(Records from a collection of figures)

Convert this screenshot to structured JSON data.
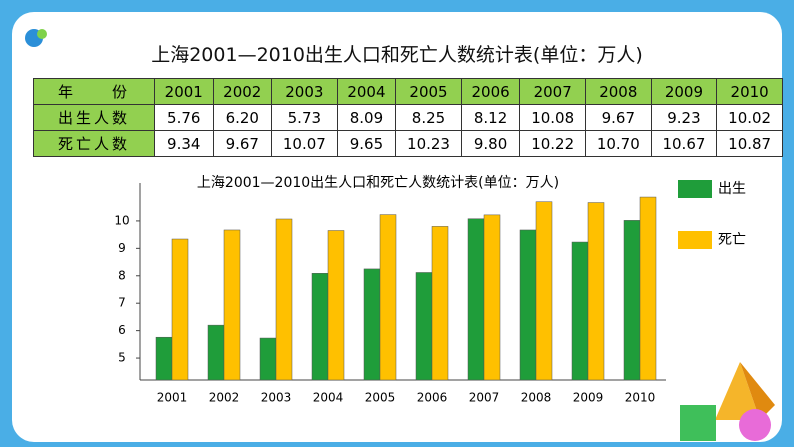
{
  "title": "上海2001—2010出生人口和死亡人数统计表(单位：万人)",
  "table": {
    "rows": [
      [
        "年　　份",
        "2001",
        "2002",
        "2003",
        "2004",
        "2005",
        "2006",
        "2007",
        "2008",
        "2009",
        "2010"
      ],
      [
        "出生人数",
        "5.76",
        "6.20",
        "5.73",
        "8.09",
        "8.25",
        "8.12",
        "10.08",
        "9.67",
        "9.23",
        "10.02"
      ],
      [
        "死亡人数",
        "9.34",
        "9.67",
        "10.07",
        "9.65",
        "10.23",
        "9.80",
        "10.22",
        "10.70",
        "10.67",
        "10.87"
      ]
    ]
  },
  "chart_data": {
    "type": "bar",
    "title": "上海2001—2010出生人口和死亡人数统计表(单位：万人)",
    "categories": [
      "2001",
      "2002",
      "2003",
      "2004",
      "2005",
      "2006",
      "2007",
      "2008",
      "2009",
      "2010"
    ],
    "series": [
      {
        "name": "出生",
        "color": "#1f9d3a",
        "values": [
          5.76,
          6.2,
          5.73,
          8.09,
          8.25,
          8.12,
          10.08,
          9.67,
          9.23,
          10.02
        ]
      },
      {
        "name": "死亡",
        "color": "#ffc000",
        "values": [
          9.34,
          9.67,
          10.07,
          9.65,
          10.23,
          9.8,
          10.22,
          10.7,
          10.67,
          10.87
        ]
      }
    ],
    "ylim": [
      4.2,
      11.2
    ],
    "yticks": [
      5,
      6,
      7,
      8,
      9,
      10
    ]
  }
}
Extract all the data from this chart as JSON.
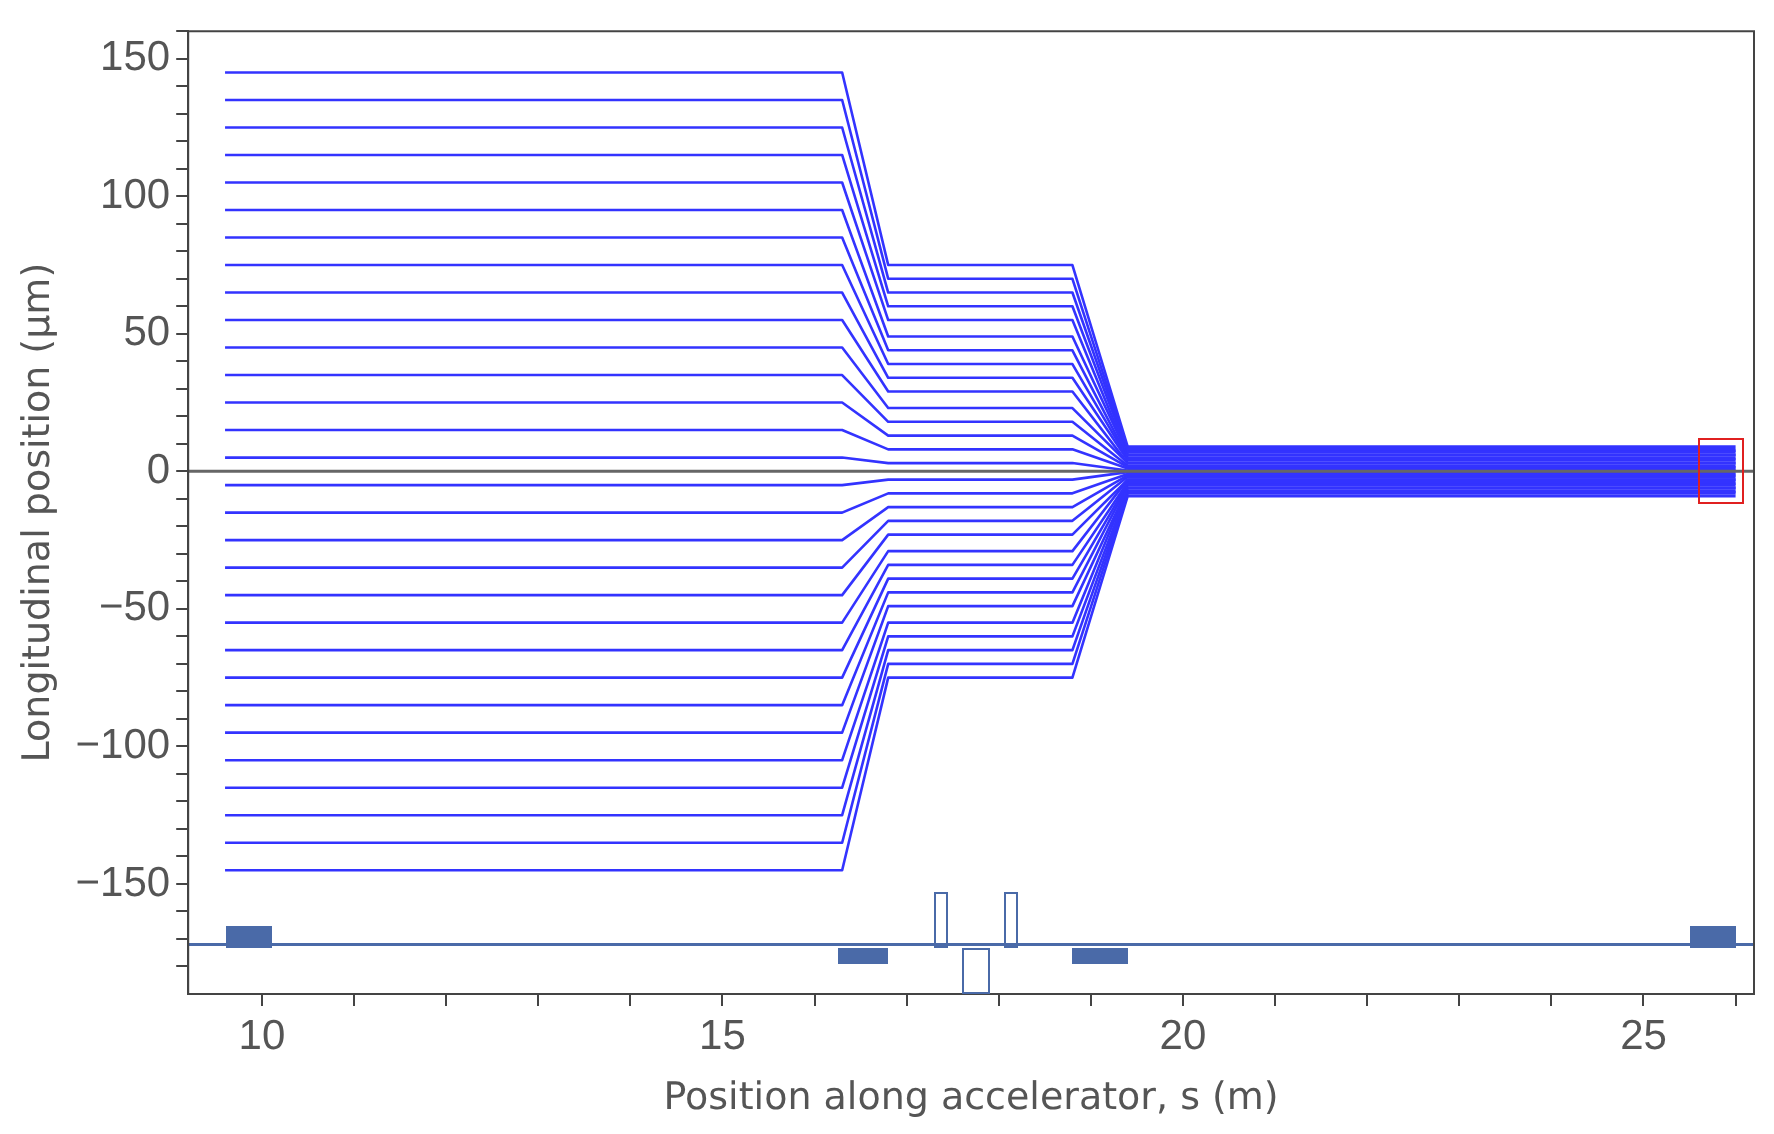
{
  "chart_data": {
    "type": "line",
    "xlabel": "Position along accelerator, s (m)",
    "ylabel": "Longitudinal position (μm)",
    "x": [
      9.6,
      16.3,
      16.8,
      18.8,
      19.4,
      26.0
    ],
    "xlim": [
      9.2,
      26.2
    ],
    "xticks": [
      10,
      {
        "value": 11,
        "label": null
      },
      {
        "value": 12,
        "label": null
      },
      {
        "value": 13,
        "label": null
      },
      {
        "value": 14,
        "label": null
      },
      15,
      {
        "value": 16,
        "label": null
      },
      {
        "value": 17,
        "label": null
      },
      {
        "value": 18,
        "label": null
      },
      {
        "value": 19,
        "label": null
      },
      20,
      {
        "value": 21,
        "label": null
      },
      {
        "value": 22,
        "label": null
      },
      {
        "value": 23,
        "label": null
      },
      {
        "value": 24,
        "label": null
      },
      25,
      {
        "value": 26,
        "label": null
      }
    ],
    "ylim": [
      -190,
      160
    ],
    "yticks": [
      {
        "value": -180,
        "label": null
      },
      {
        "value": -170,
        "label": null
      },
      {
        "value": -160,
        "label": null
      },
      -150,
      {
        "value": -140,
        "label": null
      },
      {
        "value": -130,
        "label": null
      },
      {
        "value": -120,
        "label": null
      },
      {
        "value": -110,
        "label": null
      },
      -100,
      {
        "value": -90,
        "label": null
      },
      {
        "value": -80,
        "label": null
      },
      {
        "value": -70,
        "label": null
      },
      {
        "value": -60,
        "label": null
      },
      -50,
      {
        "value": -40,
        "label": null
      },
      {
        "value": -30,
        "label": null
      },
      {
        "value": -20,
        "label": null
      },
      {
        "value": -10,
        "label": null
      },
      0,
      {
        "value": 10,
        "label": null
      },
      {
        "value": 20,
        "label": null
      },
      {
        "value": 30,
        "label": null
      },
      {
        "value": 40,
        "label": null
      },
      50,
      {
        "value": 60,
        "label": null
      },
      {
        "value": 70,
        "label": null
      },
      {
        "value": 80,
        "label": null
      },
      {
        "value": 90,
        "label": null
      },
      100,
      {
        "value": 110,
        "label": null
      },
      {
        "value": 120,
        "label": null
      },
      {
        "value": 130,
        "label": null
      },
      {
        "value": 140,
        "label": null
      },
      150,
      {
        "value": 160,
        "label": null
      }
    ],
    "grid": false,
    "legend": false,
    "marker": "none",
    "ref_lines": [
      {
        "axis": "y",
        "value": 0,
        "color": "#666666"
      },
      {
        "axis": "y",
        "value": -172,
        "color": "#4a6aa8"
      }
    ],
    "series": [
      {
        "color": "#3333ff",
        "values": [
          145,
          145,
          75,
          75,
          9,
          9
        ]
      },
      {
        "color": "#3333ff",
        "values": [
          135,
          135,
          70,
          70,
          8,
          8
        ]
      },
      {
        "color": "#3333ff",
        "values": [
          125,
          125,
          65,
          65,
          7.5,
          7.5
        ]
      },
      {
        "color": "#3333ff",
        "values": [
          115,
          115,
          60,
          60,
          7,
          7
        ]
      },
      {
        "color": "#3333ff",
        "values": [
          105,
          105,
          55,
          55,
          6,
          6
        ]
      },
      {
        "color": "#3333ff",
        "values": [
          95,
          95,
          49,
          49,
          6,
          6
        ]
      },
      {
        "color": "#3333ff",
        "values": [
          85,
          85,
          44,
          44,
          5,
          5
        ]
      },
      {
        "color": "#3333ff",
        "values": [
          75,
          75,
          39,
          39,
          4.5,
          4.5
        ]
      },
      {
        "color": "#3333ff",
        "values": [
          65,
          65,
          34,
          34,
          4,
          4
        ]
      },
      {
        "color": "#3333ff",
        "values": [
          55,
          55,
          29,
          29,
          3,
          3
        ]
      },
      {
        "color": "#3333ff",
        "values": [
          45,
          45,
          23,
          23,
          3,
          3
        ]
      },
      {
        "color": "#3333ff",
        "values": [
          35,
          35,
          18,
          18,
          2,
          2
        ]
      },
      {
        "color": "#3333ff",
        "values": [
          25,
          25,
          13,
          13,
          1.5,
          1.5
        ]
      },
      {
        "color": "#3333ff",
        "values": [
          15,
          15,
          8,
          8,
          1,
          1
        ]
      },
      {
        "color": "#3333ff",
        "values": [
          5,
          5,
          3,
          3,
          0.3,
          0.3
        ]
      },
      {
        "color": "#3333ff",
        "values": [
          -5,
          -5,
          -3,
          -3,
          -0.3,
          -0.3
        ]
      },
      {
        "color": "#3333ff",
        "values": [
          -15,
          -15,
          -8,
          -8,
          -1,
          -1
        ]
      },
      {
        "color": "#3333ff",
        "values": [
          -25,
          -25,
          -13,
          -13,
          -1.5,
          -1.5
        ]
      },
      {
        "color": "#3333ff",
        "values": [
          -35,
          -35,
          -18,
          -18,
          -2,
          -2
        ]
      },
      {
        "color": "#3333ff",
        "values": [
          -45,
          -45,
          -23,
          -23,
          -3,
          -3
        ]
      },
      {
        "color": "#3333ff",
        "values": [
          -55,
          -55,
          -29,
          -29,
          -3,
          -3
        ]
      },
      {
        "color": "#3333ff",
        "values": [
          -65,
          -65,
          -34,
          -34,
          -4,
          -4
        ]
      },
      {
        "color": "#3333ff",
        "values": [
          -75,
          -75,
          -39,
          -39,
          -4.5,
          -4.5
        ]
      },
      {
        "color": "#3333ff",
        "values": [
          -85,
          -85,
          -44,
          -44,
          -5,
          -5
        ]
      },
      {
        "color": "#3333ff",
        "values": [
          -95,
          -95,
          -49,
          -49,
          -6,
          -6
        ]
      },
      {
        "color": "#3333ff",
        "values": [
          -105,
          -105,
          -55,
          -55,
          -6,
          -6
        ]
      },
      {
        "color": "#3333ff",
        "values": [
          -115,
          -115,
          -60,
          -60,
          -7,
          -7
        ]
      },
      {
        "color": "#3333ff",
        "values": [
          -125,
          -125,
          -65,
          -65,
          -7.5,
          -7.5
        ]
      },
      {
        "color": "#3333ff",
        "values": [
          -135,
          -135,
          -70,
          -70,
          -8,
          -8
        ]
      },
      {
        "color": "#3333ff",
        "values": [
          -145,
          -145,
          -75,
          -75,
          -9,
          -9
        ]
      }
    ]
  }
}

• _TASK PROMPT_
Pull out all lines containing "title".

• _TASK SOLUTION_
  "title": "上海2001—2010出生人口和死亡人数统计表(单位：万人)",
    "title": "上海2001—2010出生人口和死亡人数统计表(单位：万人)",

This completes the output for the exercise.